→ **Task prompt**
Copy every record exactly, and keep the pictures out.

→ **Source records**
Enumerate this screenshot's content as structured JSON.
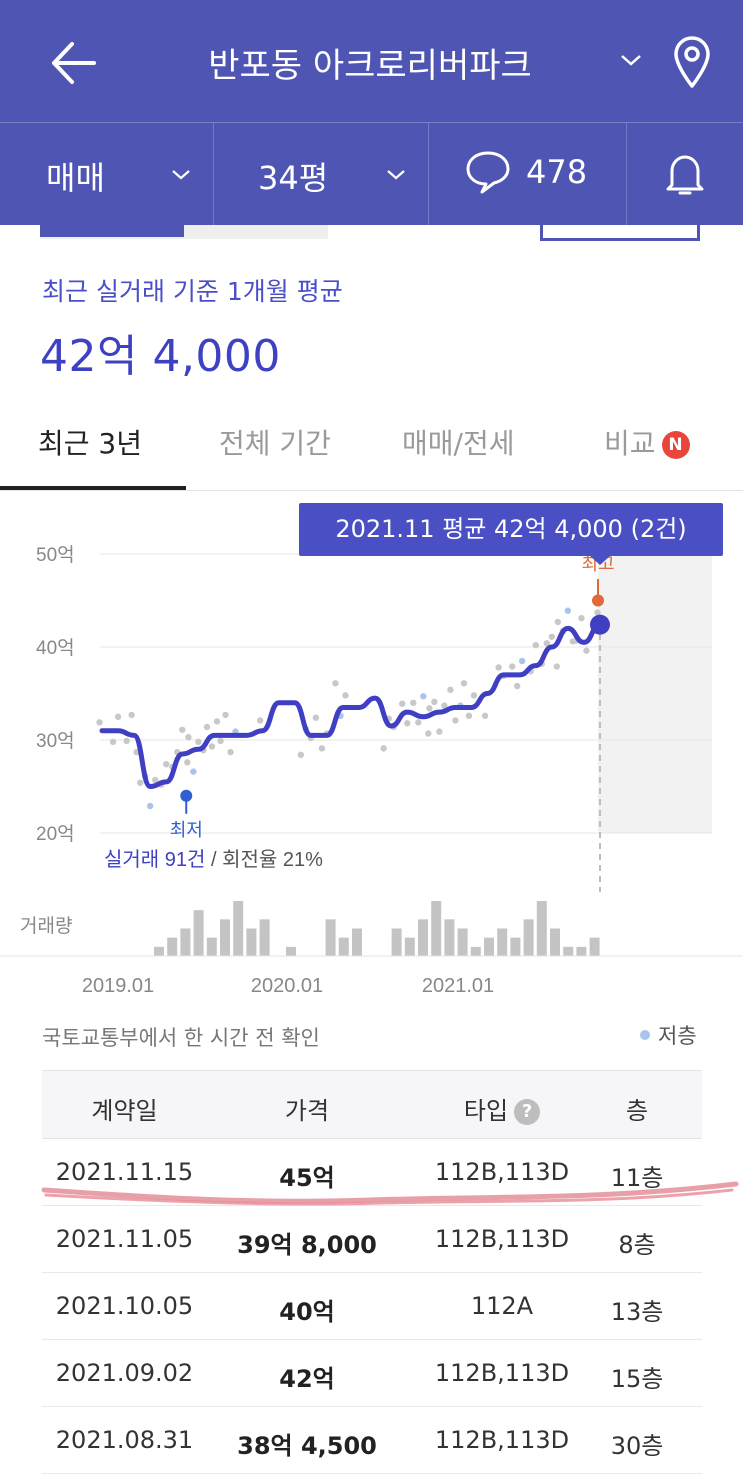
{
  "header": {
    "title": "반포동 아크로리버파크",
    "deal_type": "매매",
    "size": "34평",
    "comment_count": "478",
    "colors": {
      "header_bg": "#4f55b3",
      "accent": "#3d41c2",
      "high": "#e26a3a",
      "low": "#2f5fd0"
    }
  },
  "summary": {
    "label": "최근 실거래 기준 1개월 평균",
    "value": "42억 4,000"
  },
  "tabs": [
    {
      "label": "최근 3년",
      "active": true
    },
    {
      "label": "전체 기간",
      "active": false
    },
    {
      "label": "매매/전세",
      "active": false
    },
    {
      "label": "비교",
      "active": false,
      "badge": "N"
    }
  ],
  "chart": {
    "tooltip": "2021.11 평균 42억 4,000 (2건)",
    "high_label": "최고",
    "low_label": "최저",
    "stats_count": "실거래 91건",
    "stats_sep": " / ",
    "stats_turnover": "회전율 21%",
    "volume_label": "거래량",
    "x_ticks": [
      "2019.01",
      "2020.01",
      "2021.01"
    ]
  },
  "chart_data": {
    "type": "line",
    "y_unit": "억",
    "ylim": [
      20,
      50
    ],
    "y_ticks": [
      "20억",
      "30억",
      "40억",
      "50억"
    ],
    "x": [
      "2018.11",
      "2018.12",
      "2019.01",
      "2019.02",
      "2019.03",
      "2019.04",
      "2019.05",
      "2019.06",
      "2019.07",
      "2019.08",
      "2019.09",
      "2019.10",
      "2019.11",
      "2019.12",
      "2020.01",
      "2020.02",
      "2020.03",
      "2020.04",
      "2020.05",
      "2020.06",
      "2020.07",
      "2020.08",
      "2020.09",
      "2020.10",
      "2020.11",
      "2020.12",
      "2021.01",
      "2021.02",
      "2021.03",
      "2021.04",
      "2021.05",
      "2021.06",
      "2021.07",
      "2021.08",
      "2021.09",
      "2021.10",
      "2021.11"
    ],
    "series": [
      {
        "values": [
          31,
          31,
          30.5,
          25,
          25.5,
          28.5,
          29,
          30.5,
          30.5,
          30.5,
          31,
          34,
          34,
          30.5,
          30.5,
          33.5,
          33.5,
          34.5,
          31.5,
          33,
          32.5,
          33,
          33.5,
          33.5,
          35,
          37,
          37,
          38,
          40,
          42,
          40.5,
          42.4,
          null,
          null,
          null,
          null,
          null
        ]
      }
    ],
    "high_value": 45,
    "low_value": 24,
    "latest_avg": 42.4,
    "volume": [
      1,
      2,
      3,
      5,
      2,
      4,
      6,
      3,
      4,
      0,
      1,
      0,
      0,
      4,
      2,
      3,
      0,
      0,
      3,
      2,
      4,
      6,
      4,
      3,
      1,
      2,
      3,
      2,
      4,
      6,
      3,
      1,
      1,
      2
    ]
  },
  "transactions": {
    "source_note": "국토교통부에서 한 시간 전 확인",
    "legend_low_floor": "저층",
    "headers": {
      "date": "계약일",
      "price": "가격",
      "type": "타입",
      "floor": "층",
      "help": "?"
    },
    "rows": [
      {
        "date": "2021.11.15",
        "price": "45억",
        "type": "112B,113D",
        "floor": "11층"
      },
      {
        "date": "2021.11.05",
        "price": "39억 8,000",
        "type": "112B,113D",
        "floor": "8층"
      },
      {
        "date": "2021.10.05",
        "price": "40억",
        "type": "112A",
        "floor": "13층"
      },
      {
        "date": "2021.09.02",
        "price": "42억",
        "type": "112B,113D",
        "floor": "15층"
      },
      {
        "date": "2021.08.31",
        "price": "38억 4,500",
        "type": "112B,113D",
        "floor": "30층"
      }
    ]
  }
}
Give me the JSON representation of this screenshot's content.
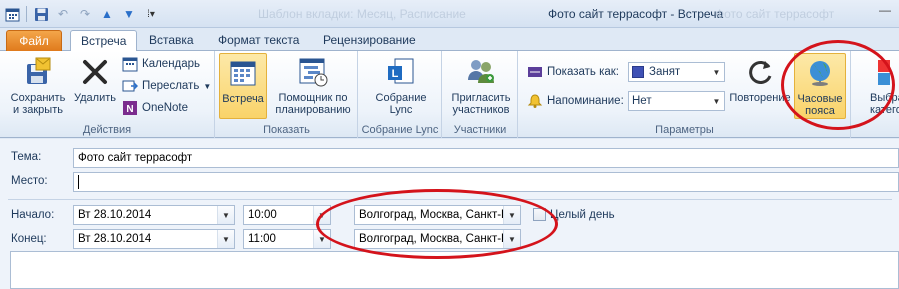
{
  "window": {
    "title": "Фото сайт террасофт - Встреча",
    "ghost_left": "Шаблон вкладки: Месяц, Расписание",
    "ghost_right": "Фото сайт террасофт"
  },
  "quick_access": {
    "icons": [
      "calendar-icon",
      "save-icon",
      "undo-icon",
      "redo-icon",
      "up-arrow-icon",
      "down-arrow-icon",
      "customize-icon"
    ]
  },
  "tabs": [
    {
      "label": "Файл"
    },
    {
      "label": "Встреча"
    },
    {
      "label": "Вставка"
    },
    {
      "label": "Формат текста"
    },
    {
      "label": "Рецензирование"
    }
  ],
  "ribbon": {
    "actions": {
      "group_label": "Действия",
      "save_close": "Сохранить\nи закрыть",
      "delete": "Удалить",
      "calendar": "Календарь",
      "forward": "Переслать",
      "onenote": "OneNote"
    },
    "show": {
      "group_label": "Показать",
      "meeting": "Встреча",
      "scheduling": "Помощник по\nпланированию"
    },
    "lync": {
      "group_label": "Собрание Lync",
      "meeting": "Собрание\nLync"
    },
    "attendees": {
      "group_label": "Участники",
      "invite": "Пригласить\nучастников"
    },
    "options": {
      "group_label": "Параметры",
      "show_as_label": "Показать как:",
      "show_as_value": "Занят",
      "reminder_label": "Напоминание:",
      "reminder_value": "Нет",
      "recurrence": "Повторение",
      "time_zones": "Часовые\nпояса"
    },
    "overflow": {
      "select_category": "Выбрать\nкатегорию"
    }
  },
  "form": {
    "subject_label": "Тема:",
    "subject_value": "Фото сайт террасофт",
    "location_label": "Место:",
    "location_value": "",
    "start_label": "Начало:",
    "start_date": "Вт 28.10.2014",
    "start_time": "10:00",
    "start_tz": "Волгоград, Москва, Санкт-П",
    "all_day_label": "Целый день",
    "end_label": "Конец:",
    "end_date": "Вт 28.10.2014",
    "end_time": "11:00",
    "end_tz": "Волгоград, Москва, Санкт-П"
  },
  "colors": {
    "busy_swatch": "#3f51b5",
    "annotation": "#d4131b",
    "file_tab": "#e07a1c"
  }
}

→ **Solution to the exercise**
Enumerate this screenshot's content as structured JSON.
{
  "header": {
    "title": "반포동 아크로리버파크",
    "deal_type": "매매",
    "size": "34평",
    "comment_count": "478",
    "colors": {
      "header_bg": "#4f55b3",
      "accent": "#3d41c2",
      "high": "#e26a3a",
      "low": "#2f5fd0"
    }
  },
  "summary": {
    "label": "최근 실거래 기준 1개월 평균",
    "value": "42억 4,000"
  },
  "tabs": [
    {
      "label": "최근 3년",
      "active": true
    },
    {
      "label": "전체 기간",
      "active": false
    },
    {
      "label": "매매/전세",
      "active": false
    },
    {
      "label": "비교",
      "active": false,
      "badge": "N"
    }
  ],
  "chart": {
    "tooltip": "2021.11 평균 42억 4,000 (2건)",
    "high_label": "최고",
    "low_label": "최저",
    "stats_count": "실거래 91건",
    "stats_sep": " / ",
    "stats_turnover": "회전율 21%",
    "volume_label": "거래량",
    "x_ticks": [
      "2019.01",
      "2020.01",
      "2021.01"
    ]
  },
  "chart_data": {
    "type": "line",
    "y_unit": "억",
    "ylim": [
      20,
      50
    ],
    "y_ticks": [
      "20억",
      "30억",
      "40억",
      "50억"
    ],
    "x": [
      "2018.11",
      "2018.12",
      "2019.01",
      "2019.02",
      "2019.03",
      "2019.04",
      "2019.05",
      "2019.06",
      "2019.07",
      "2019.08",
      "2019.09",
      "2019.10",
      "2019.11",
      "2019.12",
      "2020.01",
      "2020.02",
      "2020.03",
      "2020.04",
      "2020.05",
      "2020.06",
      "2020.07",
      "2020.08",
      "2020.09",
      "2020.10",
      "2020.11",
      "2020.12",
      "2021.01",
      "2021.02",
      "2021.03",
      "2021.04",
      "2021.05",
      "2021.06",
      "2021.07",
      "2021.08",
      "2021.09",
      "2021.10",
      "2021.11"
    ],
    "series": [
      {
        "values": [
          31,
          31,
          30.5,
          25,
          25.5,
          28.5,
          29,
          30.5,
          30.5,
          30.5,
          31,
          34,
          34,
          30.5,
          30.5,
          33.5,
          33.5,
          34.5,
          31.5,
          33,
          32.5,
          33,
          33.5,
          33.5,
          35,
          37,
          37,
          38,
          40,
          42,
          40.5,
          42.4,
          null,
          null,
          null,
          null,
          null
        ]
      }
    ],
    "high_value": 45,
    "low_value": 24,
    "latest_avg": 42.4,
    "volume": [
      1,
      2,
      3,
      5,
      2,
      4,
      6,
      3,
      4,
      0,
      1,
      0,
      0,
      4,
      2,
      3,
      0,
      0,
      3,
      2,
      4,
      6,
      4,
      3,
      1,
      2,
      3,
      2,
      4,
      6,
      3,
      1,
      1,
      2
    ]
  },
  "transactions": {
    "source_note": "국토교통부에서 한 시간 전 확인",
    "legend_low_floor": "저층",
    "headers": {
      "date": "계약일",
      "price": "가격",
      "type": "타입",
      "floor": "층",
      "help": "?"
    },
    "rows": [
      {
        "date": "2021.11.15",
        "price": "45억",
        "type": "112B,113D",
        "floor": "11층"
      },
      {
        "date": "2021.11.05",
        "price": "39억 8,000",
        "type": "112B,113D",
        "floor": "8층"
      },
      {
        "date": "2021.10.05",
        "price": "40억",
        "type": "112A",
        "floor": "13층"
      },
      {
        "date": "2021.09.02",
        "price": "42억",
        "type": "112B,113D",
        "floor": "15층"
      },
      {
        "date": "2021.08.31",
        "price": "38억 4,500",
        "type": "112B,113D",
        "floor": "30층"
      }
    ]
  }
}
Give me the JSON representation of this screenshot's content.
{
  "window": {
    "title": "Фото сайт террасофт - Встреча",
    "ghost_left": "Шаблон вкладки: Месяц, Расписание",
    "ghost_right": "Фото сайт террасофт"
  },
  "quick_access": {
    "icons": [
      "calendar-icon",
      "save-icon",
      "undo-icon",
      "redo-icon",
      "up-arrow-icon",
      "down-arrow-icon",
      "customize-icon"
    ]
  },
  "tabs": [
    {
      "label": "Файл"
    },
    {
      "label": "Встреча"
    },
    {
      "label": "Вставка"
    },
    {
      "label": "Формат текста"
    },
    {
      "label": "Рецензирование"
    }
  ],
  "ribbon": {
    "actions": {
      "group_label": "Действия",
      "save_close": "Сохранить\nи закрыть",
      "delete": "Удалить",
      "calendar": "Календарь",
      "forward": "Переслать",
      "onenote": "OneNote"
    },
    "show": {
      "group_label": "Показать",
      "meeting": "Встреча",
      "scheduling": "Помощник по\nпланированию"
    },
    "lync": {
      "group_label": "Собрание Lync",
      "meeting": "Собрание\nLync"
    },
    "attendees": {
      "group_label": "Участники",
      "invite": "Пригласить\nучастников"
    },
    "options": {
      "group_label": "Параметры",
      "show_as_label": "Показать как:",
      "show_as_value": "Занят",
      "reminder_label": "Напоминание:",
      "reminder_value": "Нет",
      "recurrence": "Повторение",
      "time_zones": "Часовые\nпояса"
    },
    "overflow": {
      "select_category": "Выбрать\nкатегорию"
    }
  },
  "form": {
    "subject_label": "Тема:",
    "subject_value": "Фото сайт террасофт",
    "location_label": "Место:",
    "location_value": "",
    "start_label": "Начало:",
    "start_date": "Вт 28.10.2014",
    "start_time": "10:00",
    "start_tz": "Волгоград, Москва, Санкт-П",
    "all_day_label": "Целый день",
    "end_label": "Конец:",
    "end_date": "Вт 28.10.2014",
    "end_time": "11:00",
    "end_tz": "Волгоград, Москва, Санкт-П"
  },
  "colors": {
    "busy_swatch": "#3f51b5",
    "annotation": "#d4131b",
    "file_tab": "#e07a1c"
  }
}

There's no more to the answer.